• EXERCISE DETAILS: Copy the lines that follow, keeping every character the same.

Items from a figure collection:
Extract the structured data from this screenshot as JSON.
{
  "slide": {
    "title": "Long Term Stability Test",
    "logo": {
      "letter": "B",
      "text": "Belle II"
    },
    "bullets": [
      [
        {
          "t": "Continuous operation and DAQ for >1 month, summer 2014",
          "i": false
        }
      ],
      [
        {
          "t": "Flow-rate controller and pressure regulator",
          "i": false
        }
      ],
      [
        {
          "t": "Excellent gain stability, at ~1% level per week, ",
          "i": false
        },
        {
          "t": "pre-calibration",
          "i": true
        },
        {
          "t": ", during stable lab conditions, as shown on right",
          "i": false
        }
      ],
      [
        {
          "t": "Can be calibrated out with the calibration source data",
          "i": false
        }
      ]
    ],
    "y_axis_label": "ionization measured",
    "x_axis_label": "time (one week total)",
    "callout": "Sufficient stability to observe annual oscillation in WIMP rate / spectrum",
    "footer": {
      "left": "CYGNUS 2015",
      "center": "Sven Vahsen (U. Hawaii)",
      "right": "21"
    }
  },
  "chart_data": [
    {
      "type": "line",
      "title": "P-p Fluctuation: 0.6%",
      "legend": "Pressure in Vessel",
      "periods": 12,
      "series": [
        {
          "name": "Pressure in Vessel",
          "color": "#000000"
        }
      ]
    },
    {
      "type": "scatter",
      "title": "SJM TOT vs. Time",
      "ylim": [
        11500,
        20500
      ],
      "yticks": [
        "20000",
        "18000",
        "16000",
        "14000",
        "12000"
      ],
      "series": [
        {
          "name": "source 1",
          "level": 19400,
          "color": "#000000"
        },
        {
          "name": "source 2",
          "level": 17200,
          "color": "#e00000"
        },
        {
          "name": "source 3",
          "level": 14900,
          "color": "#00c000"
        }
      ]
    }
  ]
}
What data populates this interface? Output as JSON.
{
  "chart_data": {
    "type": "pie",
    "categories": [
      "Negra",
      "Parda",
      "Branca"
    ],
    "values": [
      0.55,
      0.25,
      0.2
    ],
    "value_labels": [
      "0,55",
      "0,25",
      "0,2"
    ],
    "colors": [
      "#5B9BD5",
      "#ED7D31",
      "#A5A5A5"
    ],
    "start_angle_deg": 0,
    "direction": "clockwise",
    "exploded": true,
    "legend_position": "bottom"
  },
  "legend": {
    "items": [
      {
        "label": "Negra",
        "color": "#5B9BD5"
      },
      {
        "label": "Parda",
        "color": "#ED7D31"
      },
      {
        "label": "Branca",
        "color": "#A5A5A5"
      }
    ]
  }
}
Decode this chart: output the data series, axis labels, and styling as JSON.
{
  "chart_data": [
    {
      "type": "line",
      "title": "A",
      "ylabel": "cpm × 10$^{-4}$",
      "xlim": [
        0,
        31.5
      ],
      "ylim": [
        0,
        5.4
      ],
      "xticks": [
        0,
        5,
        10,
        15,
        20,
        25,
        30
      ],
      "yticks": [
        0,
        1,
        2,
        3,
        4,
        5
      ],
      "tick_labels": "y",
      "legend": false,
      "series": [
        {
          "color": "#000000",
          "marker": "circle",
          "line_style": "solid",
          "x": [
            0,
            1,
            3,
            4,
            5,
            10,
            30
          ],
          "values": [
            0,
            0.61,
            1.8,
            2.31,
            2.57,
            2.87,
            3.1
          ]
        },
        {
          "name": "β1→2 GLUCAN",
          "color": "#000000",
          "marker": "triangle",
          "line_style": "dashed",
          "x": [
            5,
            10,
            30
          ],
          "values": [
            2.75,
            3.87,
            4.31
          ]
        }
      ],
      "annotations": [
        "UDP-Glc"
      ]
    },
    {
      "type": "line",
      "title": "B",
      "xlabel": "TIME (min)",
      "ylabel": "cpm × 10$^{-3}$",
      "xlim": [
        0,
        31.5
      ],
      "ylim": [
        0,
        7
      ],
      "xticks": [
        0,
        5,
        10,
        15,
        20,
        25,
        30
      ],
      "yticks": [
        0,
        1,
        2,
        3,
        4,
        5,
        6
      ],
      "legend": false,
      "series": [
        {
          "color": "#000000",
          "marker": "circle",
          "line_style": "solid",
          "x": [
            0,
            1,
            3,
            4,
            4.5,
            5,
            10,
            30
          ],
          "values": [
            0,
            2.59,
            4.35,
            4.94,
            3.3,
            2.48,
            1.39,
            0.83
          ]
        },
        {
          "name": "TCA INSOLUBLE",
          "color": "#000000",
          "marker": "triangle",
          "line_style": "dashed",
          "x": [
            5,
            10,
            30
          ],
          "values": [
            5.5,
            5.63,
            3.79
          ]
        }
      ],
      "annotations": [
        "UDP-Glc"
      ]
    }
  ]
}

• WRITTEN RESPONSE:
Extract the structured data from this screenshot as JSON.
{
  "slide": {
    "title": "Long Term Stability Test",
    "logo": {
      "letter": "B",
      "text": "Belle II"
    },
    "bullets": [
      [
        {
          "t": "Continuous operation and DAQ for >1 month, summer 2014",
          "i": false
        }
      ],
      [
        {
          "t": "Flow-rate controller and pressure regulator",
          "i": false
        }
      ],
      [
        {
          "t": "Excellent gain stability, at ~1% level per week, ",
          "i": false
        },
        {
          "t": "pre-calibration",
          "i": true
        },
        {
          "t": ", during stable lab conditions, as shown on right",
          "i": false
        }
      ],
      [
        {
          "t": "Can be calibrated out with the calibration source data",
          "i": false
        }
      ]
    ],
    "y_axis_label": "ionization measured",
    "x_axis_label": "time (one week total)",
    "callout": "Sufficient stability to observe annual oscillation in WIMP rate / spectrum",
    "footer": {
      "left": "CYGNUS 2015",
      "center": "Sven Vahsen (U. Hawaii)",
      "right": "21"
    }
  },
  "chart_data": [
    {
      "type": "line",
      "title": "P-p Fluctuation: 0.6%",
      "legend": "Pressure in Vessel",
      "periods": 12,
      "series": [
        {
          "name": "Pressure in Vessel",
          "color": "#000000"
        }
      ]
    },
    {
      "type": "scatter",
      "title": "SJM TOT vs. Time",
      "ylim": [
        11500,
        20500
      ],
      "yticks": [
        "20000",
        "18000",
        "16000",
        "14000",
        "12000"
      ],
      "series": [
        {
          "name": "source 1",
          "level": 19400,
          "color": "#000000"
        },
        {
          "name": "source 2",
          "level": 17200,
          "color": "#e00000"
        },
        {
          "name": "source 3",
          "level": 14900,
          "color": "#00c000"
        }
      ]
    }
  ]
}
What data populates this interface? Output as JSON.
{
  "chart_data": {
    "type": "pie",
    "categories": [
      "Negra",
      "Parda",
      "Branca"
    ],
    "values": [
      0.55,
      0.25,
      0.2
    ],
    "value_labels": [
      "0,55",
      "0,25",
      "0,2"
    ],
    "colors": [
      "#5B9BD5",
      "#ED7D31",
      "#A5A5A5"
    ],
    "start_angle_deg": 0,
    "direction": "clockwise",
    "exploded": true,
    "legend_position": "bottom"
  },
  "legend": {
    "items": [
      {
        "label": "Negra",
        "color": "#5B9BD5"
      },
      {
        "label": "Parda",
        "color": "#ED7D31"
      },
      {
        "label": "Branca",
        "color": "#A5A5A5"
      }
    ]
  }
}
Decode this chart: output the data series, axis labels, and styling as JSON.
{
  "chart_data": [
    {
      "type": "line",
      "title": "A",
      "ylabel": "cpm × 10$^{-4}$",
      "xlim": [
        0,
        31.5
      ],
      "ylim": [
        0,
        5.4
      ],
      "xticks": [
        0,
        5,
        10,
        15,
        20,
        25,
        30
      ],
      "yticks": [
        0,
        1,
        2,
        3,
        4,
        5
      ],
      "tick_labels": "y",
      "legend": false,
      "series": [
        {
          "color": "#000000",
          "marker": "circle",
          "line_style": "solid",
          "x": [
            0,
            1,
            3,
            4,
            5,
            10,
            30
          ],
          "values": [
            0,
            0.61,
            1.8,
            2.31,
            2.57,
            2.87,
            3.1
          ]
        },
        {
          "name": "β1→2 GLUCAN",
          "color": "#000000",
          "marker": "triangle",
          "line_style": "dashed",
          "x": [
            5,
            10,
            30
          ],
          "values": [
            2.75,
            3.87,
            4.31
          ]
        }
      ],
      "annotations": [
        "UDP-Glc"
      ]
    },
    {
      "type": "line",
      "title": "B",
      "xlabel": "TIME (min)",
      "ylabel": "cpm × 10$^{-3}$",
      "xlim": [
        0,
        31.5
      ],
      "ylim": [
        0,
        7
      ],
      "xticks": [
        0,
        5,
        10,
        15,
        20,
        25,
        30
      ],
      "yticks": [
        0,
        1,
        2,
        3,
        4,
        5,
        6
      ],
      "legend": false,
      "series": [
        {
          "color": "#000000",
          "marker": "circle",
          "line_style": "solid",
          "x": [
            0,
            1,
            3,
            4,
            4.5,
            5,
            10,
            30
          ],
          "values": [
            0,
            2.59,
            4.35,
            4.94,
            3.3,
            2.48,
            1.39,
            0.83
          ]
        },
        {
          "name": "TCA INSOLUBLE",
          "color": "#000000",
          "marker": "triangle",
          "line_style": "dashed",
          "x": [
            5,
            10,
            30
          ],
          "values": [
            5.5,
            5.63,
            3.79
          ]
        }
      ],
      "annotations": [
        "UDP-Glc"
      ]
    }
  ]
}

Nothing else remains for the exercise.